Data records
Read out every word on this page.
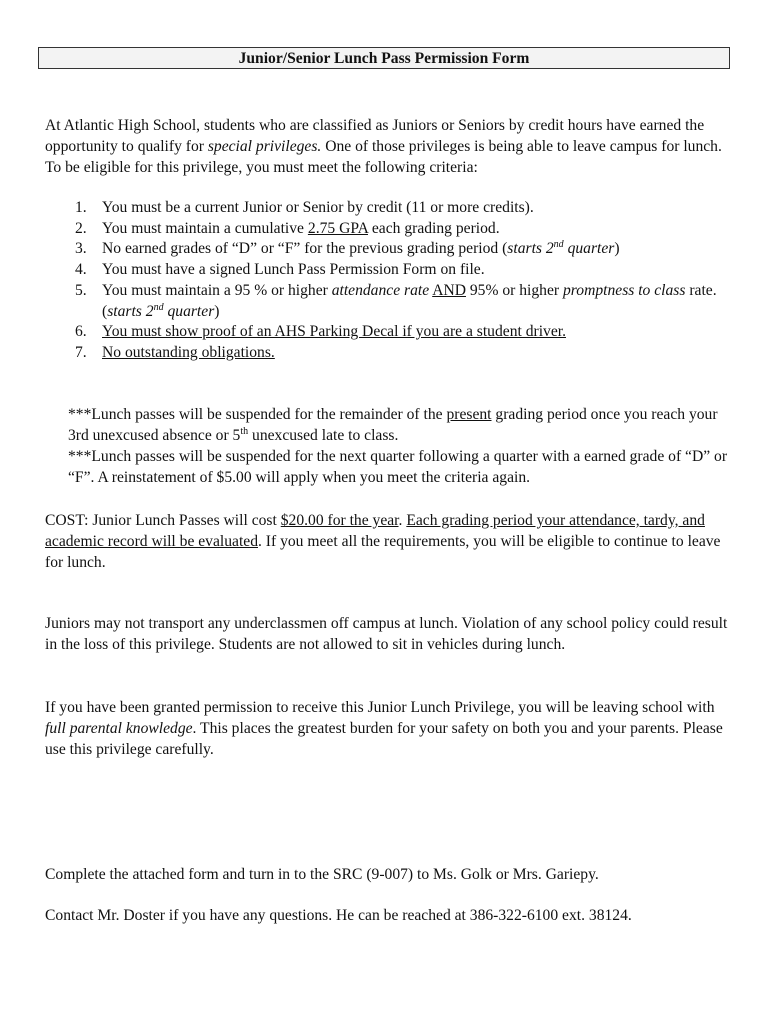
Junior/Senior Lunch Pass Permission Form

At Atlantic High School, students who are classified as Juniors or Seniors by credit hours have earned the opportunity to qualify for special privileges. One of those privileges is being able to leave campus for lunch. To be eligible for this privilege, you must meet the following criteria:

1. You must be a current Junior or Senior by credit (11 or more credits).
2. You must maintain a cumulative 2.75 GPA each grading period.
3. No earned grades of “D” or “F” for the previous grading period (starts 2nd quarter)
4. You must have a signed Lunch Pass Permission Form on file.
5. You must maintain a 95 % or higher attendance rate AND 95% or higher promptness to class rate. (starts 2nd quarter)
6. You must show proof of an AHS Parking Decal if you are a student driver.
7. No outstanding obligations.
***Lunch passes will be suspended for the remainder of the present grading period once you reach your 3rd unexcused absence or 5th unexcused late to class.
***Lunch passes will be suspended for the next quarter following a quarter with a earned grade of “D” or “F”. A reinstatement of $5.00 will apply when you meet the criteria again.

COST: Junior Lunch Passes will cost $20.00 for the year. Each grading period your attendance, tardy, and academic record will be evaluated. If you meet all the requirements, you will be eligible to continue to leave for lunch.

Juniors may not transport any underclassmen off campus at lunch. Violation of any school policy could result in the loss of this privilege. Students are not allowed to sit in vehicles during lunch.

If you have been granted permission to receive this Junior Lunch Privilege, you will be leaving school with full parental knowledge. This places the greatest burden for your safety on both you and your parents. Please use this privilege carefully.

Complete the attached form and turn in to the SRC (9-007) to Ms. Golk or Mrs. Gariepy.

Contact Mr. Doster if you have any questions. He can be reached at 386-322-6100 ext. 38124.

Written instruction: Reproduce the records, all of them, word for word; omit the pictures.

Reply:
Read out every word on this page.
Junior/Senior Lunch Pass Permission Form

At Atlantic High School, students who are classified as Juniors or Seniors by credit hours have earned the opportunity to qualify for special privileges. One of those privileges is being able to leave campus for lunch. To be eligible for this privilege, you must meet the following criteria:

1. You must be a current Junior or Senior by credit (11 or more credits).
2. You must maintain a cumulative 2.75 GPA each grading period.
3. No earned grades of “D” or “F” for the previous grading period (starts 2nd quarter)
4. You must have a signed Lunch Pass Permission Form on file.
5. You must maintain a 95 % or higher attendance rate AND 95% or higher promptness to class rate. (starts 2nd quarter)
6. You must show proof of an AHS Parking Decal if you are a student driver.
7. No outstanding obligations.
***Lunch passes will be suspended for the remainder of the present grading period once you reach your 3rd unexcused absence or 5th unexcused late to class.
***Lunch passes will be suspended for the next quarter following a quarter with a earned grade of “D” or “F”. A reinstatement of $5.00 will apply when you meet the criteria again.

COST: Junior Lunch Passes will cost $20.00 for the year. Each grading period your attendance, tardy, and academic record will be evaluated. If you meet all the requirements, you will be eligible to continue to leave for lunch.

Juniors may not transport any underclassmen off campus at lunch. Violation of any school policy could result in the loss of this privilege. Students are not allowed to sit in vehicles during lunch.

If you have been granted permission to receive this Junior Lunch Privilege, you will be leaving school with full parental knowledge. This places the greatest burden for your safety on both you and your parents. Please use this privilege carefully.

Complete the attached form and turn in to the SRC (9-007) to Ms. Golk or Mrs. Gariepy.

Contact Mr. Doster if you have any questions. He can be reached at 386-322-6100 ext. 38124.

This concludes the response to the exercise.